● **EXTRACTED DATA**:
= = = = =

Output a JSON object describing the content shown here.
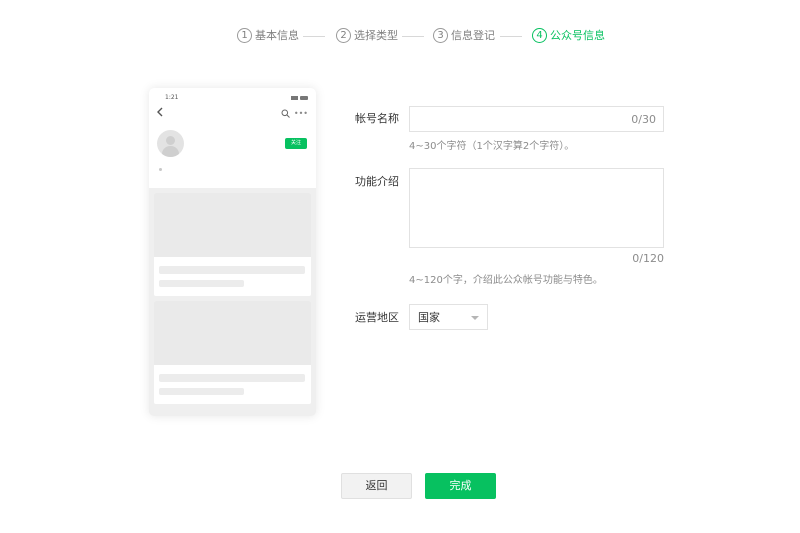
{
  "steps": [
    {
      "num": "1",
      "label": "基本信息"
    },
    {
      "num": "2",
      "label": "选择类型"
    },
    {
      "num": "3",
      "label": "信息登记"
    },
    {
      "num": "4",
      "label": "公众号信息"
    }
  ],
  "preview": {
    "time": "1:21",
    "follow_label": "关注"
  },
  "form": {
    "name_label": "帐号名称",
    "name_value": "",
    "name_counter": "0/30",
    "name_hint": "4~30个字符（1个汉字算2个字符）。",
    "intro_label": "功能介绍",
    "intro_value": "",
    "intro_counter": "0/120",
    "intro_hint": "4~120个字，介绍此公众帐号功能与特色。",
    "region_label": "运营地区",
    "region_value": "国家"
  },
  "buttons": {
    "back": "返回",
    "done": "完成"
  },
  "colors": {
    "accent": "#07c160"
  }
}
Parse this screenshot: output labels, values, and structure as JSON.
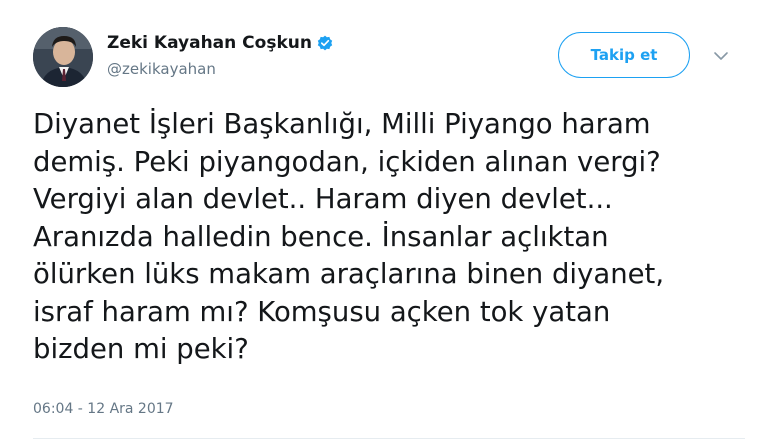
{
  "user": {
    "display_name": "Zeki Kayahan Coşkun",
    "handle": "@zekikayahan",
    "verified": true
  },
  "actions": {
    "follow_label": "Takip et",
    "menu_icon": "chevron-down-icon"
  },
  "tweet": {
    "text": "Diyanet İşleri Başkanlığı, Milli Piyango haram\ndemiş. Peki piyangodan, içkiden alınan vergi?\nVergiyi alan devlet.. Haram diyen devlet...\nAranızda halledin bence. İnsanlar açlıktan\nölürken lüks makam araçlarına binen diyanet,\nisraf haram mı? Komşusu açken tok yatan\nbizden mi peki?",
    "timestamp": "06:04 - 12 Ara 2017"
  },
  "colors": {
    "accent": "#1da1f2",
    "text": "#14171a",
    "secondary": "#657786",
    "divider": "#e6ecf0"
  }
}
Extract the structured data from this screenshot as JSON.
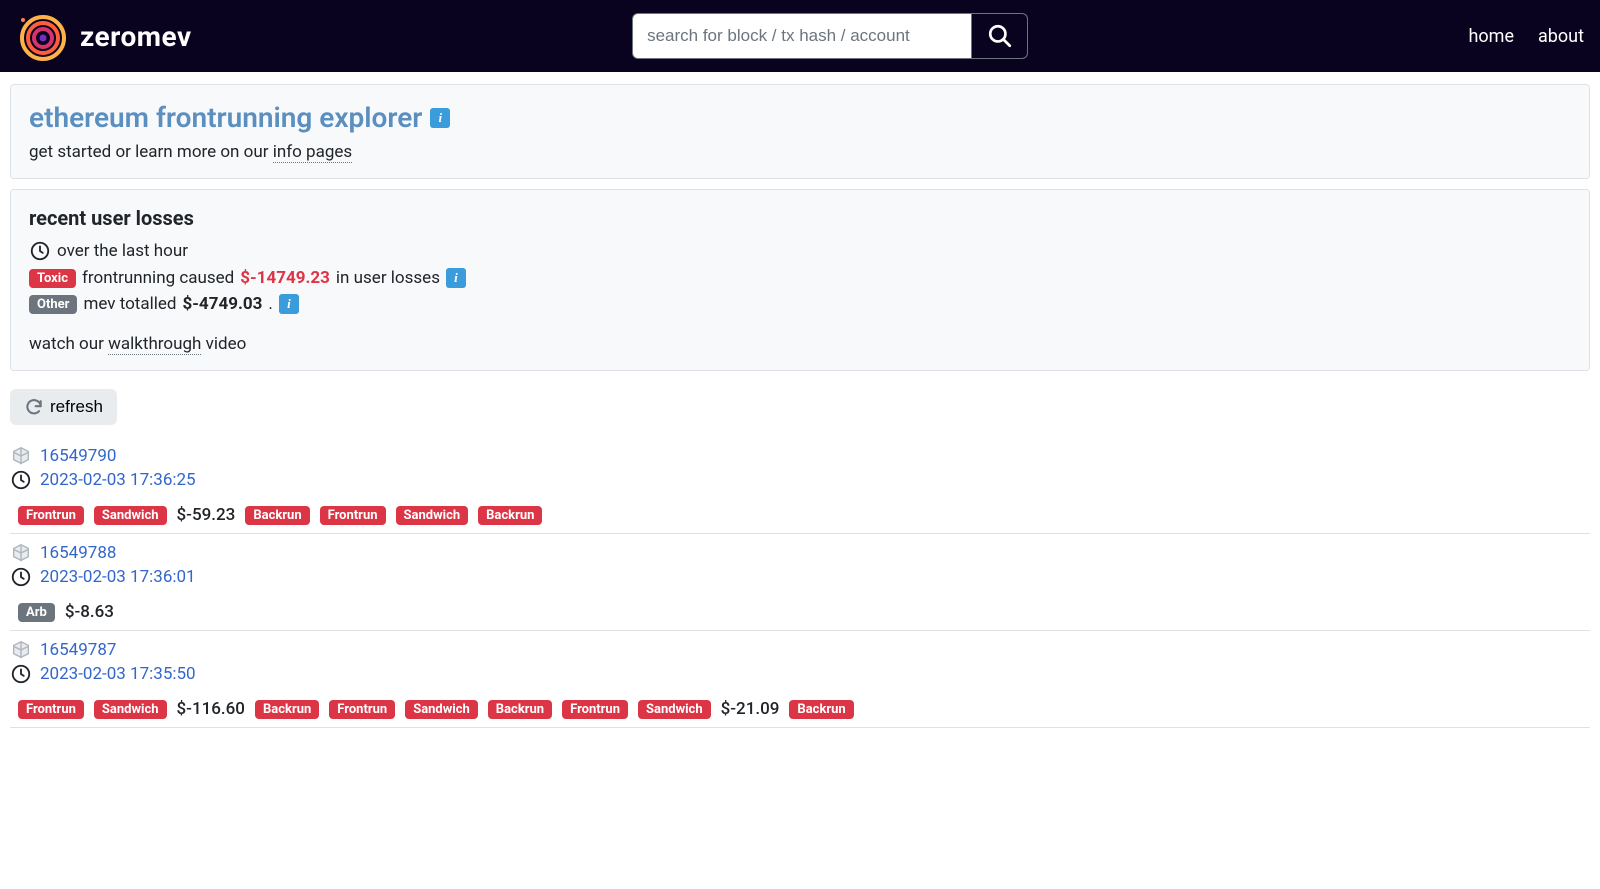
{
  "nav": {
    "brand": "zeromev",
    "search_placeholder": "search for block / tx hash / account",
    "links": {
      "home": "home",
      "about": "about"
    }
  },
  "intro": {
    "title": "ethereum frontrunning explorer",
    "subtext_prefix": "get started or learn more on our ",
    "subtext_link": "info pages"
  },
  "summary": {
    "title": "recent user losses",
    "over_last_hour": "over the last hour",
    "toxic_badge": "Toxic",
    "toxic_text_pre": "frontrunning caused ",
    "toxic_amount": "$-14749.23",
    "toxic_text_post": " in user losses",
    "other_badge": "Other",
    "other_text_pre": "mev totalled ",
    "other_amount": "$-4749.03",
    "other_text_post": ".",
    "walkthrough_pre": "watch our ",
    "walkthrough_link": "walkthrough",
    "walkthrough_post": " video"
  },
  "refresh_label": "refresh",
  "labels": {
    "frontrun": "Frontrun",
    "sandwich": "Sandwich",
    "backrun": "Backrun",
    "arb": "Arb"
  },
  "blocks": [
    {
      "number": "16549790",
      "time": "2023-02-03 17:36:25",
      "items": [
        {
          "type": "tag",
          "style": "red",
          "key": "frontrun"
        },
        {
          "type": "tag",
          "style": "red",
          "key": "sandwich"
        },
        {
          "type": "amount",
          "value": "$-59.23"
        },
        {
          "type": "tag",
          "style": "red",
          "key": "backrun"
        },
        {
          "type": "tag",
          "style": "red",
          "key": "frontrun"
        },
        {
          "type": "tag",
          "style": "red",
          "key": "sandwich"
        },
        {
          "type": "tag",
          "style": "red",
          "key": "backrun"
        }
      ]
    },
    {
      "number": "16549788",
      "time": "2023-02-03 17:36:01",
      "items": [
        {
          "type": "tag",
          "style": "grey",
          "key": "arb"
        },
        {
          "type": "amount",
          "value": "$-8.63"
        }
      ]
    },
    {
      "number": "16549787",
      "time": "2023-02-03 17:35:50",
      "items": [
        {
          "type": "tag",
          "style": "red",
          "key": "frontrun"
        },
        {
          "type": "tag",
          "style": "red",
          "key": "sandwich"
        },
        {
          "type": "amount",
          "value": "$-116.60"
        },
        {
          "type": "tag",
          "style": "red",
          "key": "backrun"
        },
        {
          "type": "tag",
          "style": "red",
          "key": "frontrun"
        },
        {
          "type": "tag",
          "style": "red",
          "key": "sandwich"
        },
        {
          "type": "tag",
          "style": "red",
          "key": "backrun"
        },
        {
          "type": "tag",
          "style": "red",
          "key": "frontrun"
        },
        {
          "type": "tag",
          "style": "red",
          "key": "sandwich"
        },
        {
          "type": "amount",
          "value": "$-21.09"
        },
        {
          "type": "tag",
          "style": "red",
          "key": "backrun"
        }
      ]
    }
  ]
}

= = = = =

● **PROMPT**:
Set down the lines of the records above exactly, apart from the pictures.

● **REPLY**:
Output a JSON object describing the content shown here.
{
  "steps": [
    {
      "num": "1",
      "label": "基本信息"
    },
    {
      "num": "2",
      "label": "选择类型"
    },
    {
      "num": "3",
      "label": "信息登记"
    },
    {
      "num": "4",
      "label": "公众号信息"
    }
  ],
  "preview": {
    "time": "1:21",
    "follow_label": "关注"
  },
  "form": {
    "name_label": "帐号名称",
    "name_value": "",
    "name_counter": "0/30",
    "name_hint": "4~30个字符（1个汉字算2个字符）。",
    "intro_label": "功能介绍",
    "intro_value": "",
    "intro_counter": "0/120",
    "intro_hint": "4~120个字，介绍此公众帐号功能与特色。",
    "region_label": "运营地区",
    "region_value": "国家"
  },
  "buttons": {
    "back": "返回",
    "done": "完成"
  },
  "colors": {
    "accent": "#07c160"
  }
}
Parse this screenshot: output labels, values, and structure as JSON.
{
  "user": {
    "display_name": "Zeki Kayahan Coşkun",
    "handle": "@zekikayahan",
    "verified": true
  },
  "actions": {
    "follow_label": "Takip et",
    "menu_icon": "chevron-down-icon"
  },
  "tweet": {
    "text": "Diyanet İşleri Başkanlığı, Milli Piyango haram\ndemiş. Peki piyangodan, içkiden alınan vergi?\nVergiyi alan devlet.. Haram diyen devlet...\nAranızda halledin bence. İnsanlar açlıktan\nölürken lüks makam araçlarına binen diyanet,\nisraf haram mı? Komşusu açken tok yatan\nbizden mi peki?",
    "timestamp": "06:04 - 12 Ara 2017"
  },
  "colors": {
    "accent": "#1da1f2",
    "text": "#14171a",
    "secondary": "#657786",
    "divider": "#e6ecf0"
  }
}
Extract the structured data from this screenshot as JSON.
{
  "nav": {
    "brand": "zeromev",
    "search_placeholder": "search for block / tx hash / account",
    "links": {
      "home": "home",
      "about": "about"
    }
  },
  "intro": {
    "title": "ethereum frontrunning explorer",
    "subtext_prefix": "get started or learn more on our ",
    "subtext_link": "info pages"
  },
  "summary": {
    "title": "recent user losses",
    "over_last_hour": "over the last hour",
    "toxic_badge": "Toxic",
    "toxic_text_pre": "frontrunning caused ",
    "toxic_amount": "$-14749.23",
    "toxic_text_post": " in user losses",
    "other_badge": "Other",
    "other_text_pre": "mev totalled ",
    "other_amount": "$-4749.03",
    "other_text_post": ".",
    "walkthrough_pre": "watch our ",
    "walkthrough_link": "walkthrough",
    "walkthrough_post": " video"
  },
  "refresh_label": "refresh",
  "labels": {
    "frontrun": "Frontrun",
    "sandwich": "Sandwich",
    "backrun": "Backrun",
    "arb": "Arb"
  },
  "blocks": [
    {
      "number": "16549790",
      "time": "2023-02-03 17:36:25",
      "items": [
        {
          "type": "tag",
          "style": "red",
          "key": "frontrun"
        },
        {
          "type": "tag",
          "style": "red",
          "key": "sandwich"
        },
        {
          "type": "amount",
          "value": "$-59.23"
        },
        {
          "type": "tag",
          "style": "red",
          "key": "backrun"
        },
        {
          "type": "tag",
          "style": "red",
          "key": "frontrun"
        },
        {
          "type": "tag",
          "style": "red",
          "key": "sandwich"
        },
        {
          "type": "tag",
          "style": "red",
          "key": "backrun"
        }
      ]
    },
    {
      "number": "16549788",
      "time": "2023-02-03 17:36:01",
      "items": [
        {
          "type": "tag",
          "style": "grey",
          "key": "arb"
        },
        {
          "type": "amount",
          "value": "$-8.63"
        }
      ]
    },
    {
      "number": "16549787",
      "time": "2023-02-03 17:35:50",
      "items": [
        {
          "type": "tag",
          "style": "red",
          "key": "frontrun"
        },
        {
          "type": "tag",
          "style": "red",
          "key": "sandwich"
        },
        {
          "type": "amount",
          "value": "$-116.60"
        },
        {
          "type": "tag",
          "style": "red",
          "key": "backrun"
        },
        {
          "type": "tag",
          "style": "red",
          "key": "frontrun"
        },
        {
          "type": "tag",
          "style": "red",
          "key": "sandwich"
        },
        {
          "type": "tag",
          "style": "red",
          "key": "backrun"
        },
        {
          "type": "tag",
          "style": "red",
          "key": "frontrun"
        },
        {
          "type": "tag",
          "style": "red",
          "key": "sandwich"
        },
        {
          "type": "amount",
          "value": "$-21.09"
        },
        {
          "type": "tag",
          "style": "red",
          "key": "backrun"
        }
      ]
    }
  ]
}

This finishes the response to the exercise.